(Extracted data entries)
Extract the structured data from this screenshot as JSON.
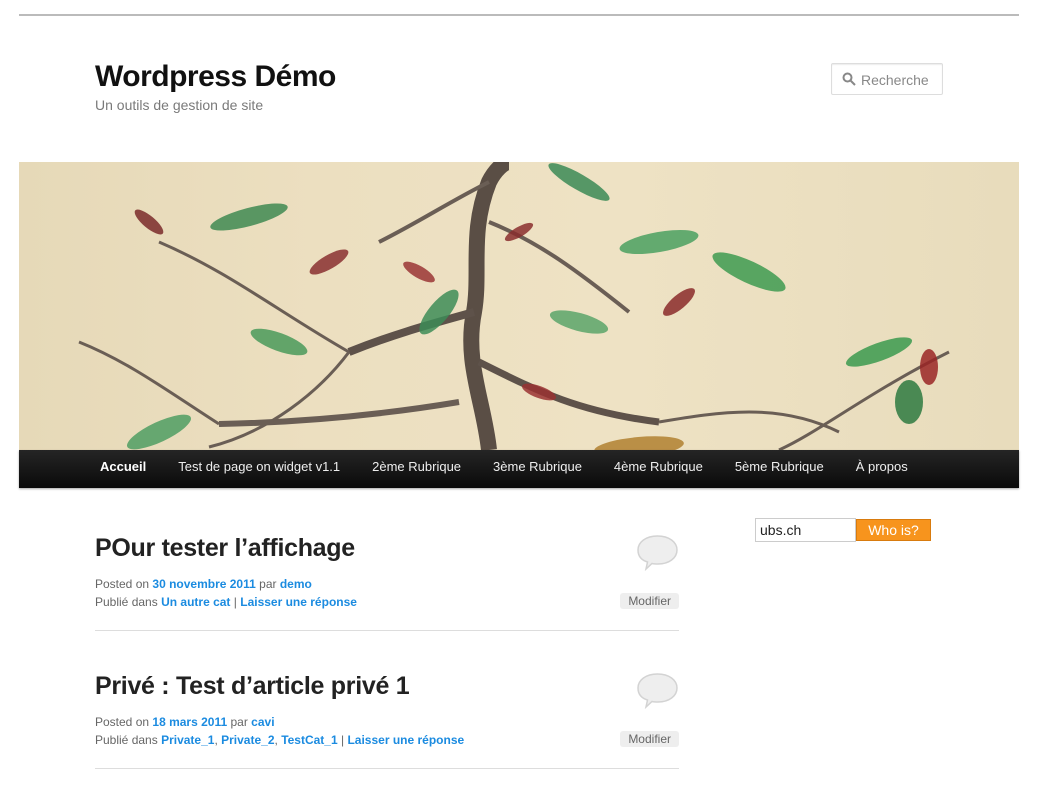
{
  "site": {
    "title": "Wordpress Démo",
    "description": "Un outils de gestion de site"
  },
  "search": {
    "placeholder": "Recherche"
  },
  "nav": {
    "items": [
      {
        "label": "Accueil"
      },
      {
        "label": "Test de page on widget v1.1"
      },
      {
        "label": "2ème Rubrique"
      },
      {
        "label": "3ème Rubrique"
      },
      {
        "label": "4ème Rubrique"
      },
      {
        "label": "5ème Rubrique"
      },
      {
        "label": "À propos"
      }
    ]
  },
  "whois": {
    "value": "ubs.ch",
    "button_label": "Who is?"
  },
  "posts": [
    {
      "title": "POur tester l’affichage",
      "posted_on": "Posted on",
      "date": "30 novembre 2011",
      "par": "par",
      "author": "demo",
      "publie_dans": "Publié dans",
      "categories": [
        "Un autre cat"
      ],
      "sep": "|",
      "reply": "Laisser une réponse",
      "edit": "Modifier"
    },
    {
      "title": "Privé : Test d’article privé 1",
      "posted_on": "Posted on",
      "date": "18 mars 2011",
      "par": "par",
      "author": "cavi",
      "publie_dans": "Publié dans",
      "categories": [
        "Private_1",
        "Private_2",
        "TestCat_1"
      ],
      "comma": ",",
      "sep": "|",
      "reply": "Laisser une réponse",
      "edit": "Modifier"
    }
  ]
}
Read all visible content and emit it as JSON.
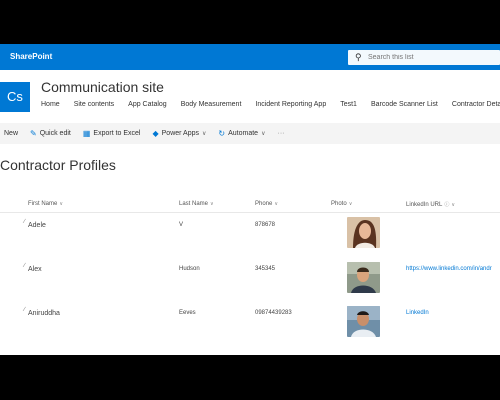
{
  "suite": {
    "brand": "SharePoint",
    "search_placeholder": "Search this list"
  },
  "site": {
    "logo": "Cs",
    "title": "Communication site",
    "nav": [
      "Home",
      "Site contents",
      "App Catalog",
      "Body Measurement",
      "Incident Reporting App",
      "Test1",
      "Barcode Scanner List",
      "Contractor Details"
    ]
  },
  "commands": {
    "new": "New",
    "quick_edit": "Quick edit",
    "export": "Export to Excel",
    "power_apps": "Power Apps",
    "automate": "Automate",
    "more": "···"
  },
  "list": {
    "title": "Contractor Profiles",
    "columns": {
      "first_name": "First Name",
      "last_name": "Last Name",
      "phone": "Phone",
      "photo": "Photo",
      "linkedin": "LinkedIn URL"
    },
    "rows": [
      {
        "first": "Adele",
        "last": "V",
        "phone": "878678",
        "linkedin": ""
      },
      {
        "first": "Alex",
        "last": "Hudson",
        "phone": "345345",
        "linkedin": "https://www.linkedin.com/in/andr"
      },
      {
        "first": "Aniruddha",
        "last": "Eeves",
        "phone": "09874439283",
        "linkedin": "LinkedIn"
      }
    ]
  },
  "colors": {
    "accent": "#0078d4",
    "commandbar": "#f4f4f4"
  },
  "icons": [
    "search-icon",
    "edit-icon",
    "excel-icon",
    "power-apps-icon",
    "automate-icon",
    "chevron-down-icon",
    "info-icon"
  ]
}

▶ [Given exercise] Select and copy every line from the records that includes the word "edit".

▶ [Response to this exercise]
      "edit": "Modifier"
      "edit": "Modifier"
    "quick_edit": "Quick edit",
    "edit-icon",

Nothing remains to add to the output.